## PROBLEM
Each record needs to be echoed exactly; can you do that?

## RECORDS SHOWN
========================================
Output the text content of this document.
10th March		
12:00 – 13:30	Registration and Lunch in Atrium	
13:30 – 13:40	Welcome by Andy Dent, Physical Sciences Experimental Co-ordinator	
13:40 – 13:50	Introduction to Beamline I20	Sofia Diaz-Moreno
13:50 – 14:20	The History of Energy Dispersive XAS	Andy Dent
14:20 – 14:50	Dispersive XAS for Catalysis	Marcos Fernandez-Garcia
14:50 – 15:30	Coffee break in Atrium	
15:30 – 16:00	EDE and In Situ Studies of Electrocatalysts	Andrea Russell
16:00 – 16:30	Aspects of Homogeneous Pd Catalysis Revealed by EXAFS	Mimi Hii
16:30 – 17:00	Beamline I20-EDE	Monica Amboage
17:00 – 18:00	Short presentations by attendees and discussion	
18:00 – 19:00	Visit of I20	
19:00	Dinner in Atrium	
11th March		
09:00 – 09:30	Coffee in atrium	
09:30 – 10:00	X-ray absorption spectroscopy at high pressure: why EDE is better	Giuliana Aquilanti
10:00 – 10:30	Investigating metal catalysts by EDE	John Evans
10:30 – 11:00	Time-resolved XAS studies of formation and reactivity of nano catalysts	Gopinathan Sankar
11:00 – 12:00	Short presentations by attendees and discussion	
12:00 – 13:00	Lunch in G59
========================================
## REPLY
Output the text content of this document.
10th March		
12:00 – 13:30	Registration and Lunch in Atrium	
13:30 – 13:40	Welcome by Andy Dent, Physical Sciences Experimental Co-ordinator	
13:40 – 13:50	Introduction to Beamline I20	Sofia Diaz-Moreno
13:50 – 14:20	The History of Energy Dispersive XAS	Andy Dent
14:20 – 14:50	Dispersive XAS for Catalysis	Marcos Fernandez-Garcia
14:50 – 15:30	Coffee break in Atrium	
15:30 – 16:00	EDE and In Situ Studies of Electrocatalysts	Andrea Russell
16:00 – 16:30	Aspects of Homogeneous Pd Catalysis Revealed by EXAFS	Mimi Hii
16:30 – 17:00	Beamline I20-EDE	Monica Amboage
17:00 – 18:00	Short presentations by attendees and discussion	
18:00 – 19:00	Visit of I20	
19:00	Dinner in Atrium	
11th March		
09:00 – 09:30	Coffee in atrium	
09:30 – 10:00	X-ray absorption spectroscopy at high pressure: why EDE is better	Giuliana Aquilanti
10:00 – 10:30	Investigating metal catalysts by EDE	John Evans
10:30 – 11:00	Time-resolved XAS studies of formation and reactivity of nano catalysts	Gopinathan Sankar
11:00 – 12:00	Short presentations by attendees and discussion	
12:00 – 13:00	Lunch in G59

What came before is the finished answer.